Records shown.
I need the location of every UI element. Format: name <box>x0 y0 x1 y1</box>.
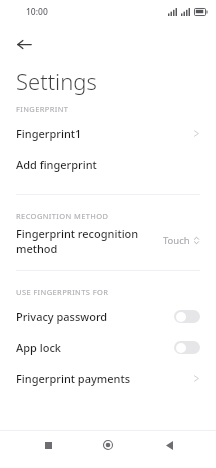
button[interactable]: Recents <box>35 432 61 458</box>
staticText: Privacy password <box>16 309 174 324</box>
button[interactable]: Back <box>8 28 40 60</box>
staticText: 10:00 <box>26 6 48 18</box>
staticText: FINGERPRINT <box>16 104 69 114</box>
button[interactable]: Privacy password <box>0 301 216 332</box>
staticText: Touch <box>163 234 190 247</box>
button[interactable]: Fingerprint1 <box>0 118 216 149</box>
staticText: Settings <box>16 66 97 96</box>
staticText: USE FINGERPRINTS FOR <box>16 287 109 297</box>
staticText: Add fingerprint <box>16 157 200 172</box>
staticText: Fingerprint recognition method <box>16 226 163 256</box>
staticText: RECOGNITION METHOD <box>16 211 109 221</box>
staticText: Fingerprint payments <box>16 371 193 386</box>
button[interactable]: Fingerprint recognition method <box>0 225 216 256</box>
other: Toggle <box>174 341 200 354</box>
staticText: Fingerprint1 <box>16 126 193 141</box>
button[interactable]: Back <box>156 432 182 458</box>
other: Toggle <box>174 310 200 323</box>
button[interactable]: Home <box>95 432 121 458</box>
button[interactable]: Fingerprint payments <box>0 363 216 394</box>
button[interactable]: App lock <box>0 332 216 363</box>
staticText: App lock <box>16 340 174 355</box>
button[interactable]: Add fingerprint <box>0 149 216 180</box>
==
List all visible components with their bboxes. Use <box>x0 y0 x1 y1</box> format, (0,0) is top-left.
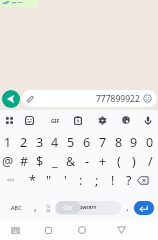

Task instructions. Show every line from the items above that contains the word "payments".

Written solution.
staticText: Fingerprint payments <box>16 371 193 386</box>
button[interactable]: Fingerprint payments <box>0 363 216 394</box>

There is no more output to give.